- _AIM OF THE TASK_:
Reproduce all of the data that follows, character for character.

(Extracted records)
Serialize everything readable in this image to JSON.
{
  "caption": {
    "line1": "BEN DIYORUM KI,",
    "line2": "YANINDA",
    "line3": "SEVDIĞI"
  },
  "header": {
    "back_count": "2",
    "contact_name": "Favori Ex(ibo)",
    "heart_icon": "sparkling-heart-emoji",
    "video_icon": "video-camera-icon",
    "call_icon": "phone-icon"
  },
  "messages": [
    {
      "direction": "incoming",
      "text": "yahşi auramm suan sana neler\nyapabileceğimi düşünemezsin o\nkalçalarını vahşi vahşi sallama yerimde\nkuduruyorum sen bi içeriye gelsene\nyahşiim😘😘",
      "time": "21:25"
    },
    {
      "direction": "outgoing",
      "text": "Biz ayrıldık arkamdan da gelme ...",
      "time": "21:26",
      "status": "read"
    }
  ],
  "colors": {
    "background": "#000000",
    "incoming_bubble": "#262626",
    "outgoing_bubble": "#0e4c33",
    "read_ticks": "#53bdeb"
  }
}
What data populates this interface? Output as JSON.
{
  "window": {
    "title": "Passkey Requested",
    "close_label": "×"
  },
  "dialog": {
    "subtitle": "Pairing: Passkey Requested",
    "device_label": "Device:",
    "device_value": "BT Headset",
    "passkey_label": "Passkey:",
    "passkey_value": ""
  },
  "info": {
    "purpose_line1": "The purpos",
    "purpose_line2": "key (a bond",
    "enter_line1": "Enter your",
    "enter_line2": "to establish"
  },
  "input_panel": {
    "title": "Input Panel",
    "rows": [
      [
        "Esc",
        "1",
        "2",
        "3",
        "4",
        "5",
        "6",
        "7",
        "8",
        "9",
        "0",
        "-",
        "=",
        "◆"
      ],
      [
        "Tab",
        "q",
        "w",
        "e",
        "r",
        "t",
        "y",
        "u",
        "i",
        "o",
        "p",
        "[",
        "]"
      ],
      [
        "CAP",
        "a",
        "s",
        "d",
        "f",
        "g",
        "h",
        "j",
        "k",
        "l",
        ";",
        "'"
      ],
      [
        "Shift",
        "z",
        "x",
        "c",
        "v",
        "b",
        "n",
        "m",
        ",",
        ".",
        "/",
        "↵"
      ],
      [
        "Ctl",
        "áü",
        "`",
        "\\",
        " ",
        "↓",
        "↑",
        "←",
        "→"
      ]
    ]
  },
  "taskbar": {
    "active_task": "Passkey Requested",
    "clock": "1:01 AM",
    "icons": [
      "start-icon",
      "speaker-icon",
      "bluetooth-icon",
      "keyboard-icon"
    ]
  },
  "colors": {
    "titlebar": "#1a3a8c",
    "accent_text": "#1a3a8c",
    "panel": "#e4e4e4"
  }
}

- _WRITTEN ANSWER_:
Serialize everything readable in this image to JSON.
{
  "caption": {
    "line1": "BEN DIYORUM KI,",
    "line2": "YANINDA",
    "line3": "SEVDIĞI"
  },
  "header": {
    "back_count": "2",
    "contact_name": "Favori Ex(ibo)",
    "heart_icon": "sparkling-heart-emoji",
    "video_icon": "video-camera-icon",
    "call_icon": "phone-icon"
  },
  "messages": [
    {
      "direction": "incoming",
      "text": "yahşi auramm suan sana neler\nyapabileceğimi düşünemezsin o\nkalçalarını vahşi vahşi sallama yerimde\nkuduruyorum sen bi içeriye gelsene\nyahşiim😘😘",
      "time": "21:25"
    },
    {
      "direction": "outgoing",
      "text": "Biz ayrıldık arkamdan da gelme ...",
      "time": "21:26",
      "status": "read"
    }
  ],
  "colors": {
    "background": "#000000",
    "incoming_bubble": "#262626",
    "outgoing_bubble": "#0e4c33",
    "read_ticks": "#53bdeb"
  }
}
What data populates this interface? Output as JSON.
{
  "window": {
    "title": "Passkey Requested",
    "close_label": "×"
  },
  "dialog": {
    "subtitle": "Pairing: Passkey Requested",
    "device_label": "Device:",
    "device_value": "BT Headset",
    "passkey_label": "Passkey:",
    "passkey_value": ""
  },
  "info": {
    "purpose_line1": "The purpos",
    "purpose_line2": "key (a bond",
    "enter_line1": "Enter your",
    "enter_line2": "to establish"
  },
  "input_panel": {
    "title": "Input Panel",
    "rows": [
      [
        "Esc",
        "1",
        "2",
        "3",
        "4",
        "5",
        "6",
        "7",
        "8",
        "9",
        "0",
        "-",
        "=",
        "◆"
      ],
      [
        "Tab",
        "q",
        "w",
        "e",
        "r",
        "t",
        "y",
        "u",
        "i",
        "o",
        "p",
        "[",
        "]"
      ],
      [
        "CAP",
        "a",
        "s",
        "d",
        "f",
        "g",
        "h",
        "j",
        "k",
        "l",
        ";",
        "'"
      ],
      [
        "Shift",
        "z",
        "x",
        "c",
        "v",
        "b",
        "n",
        "m",
        ",",
        ".",
        "/",
        "↵"
      ],
      [
        "Ctl",
        "áü",
        "`",
        "\\",
        " ",
        "↓",
        "↑",
        "←",
        "→"
      ]
    ]
  },
  "taskbar": {
    "active_task": "Passkey Requested",
    "clock": "1:01 AM",
    "icons": [
      "start-icon",
      "speaker-icon",
      "bluetooth-icon",
      "keyboard-icon"
    ]
  },
  "colors": {
    "titlebar": "#1a3a8c",
    "accent_text": "#1a3a8c",
    "panel": "#e4e4e4"
  }
}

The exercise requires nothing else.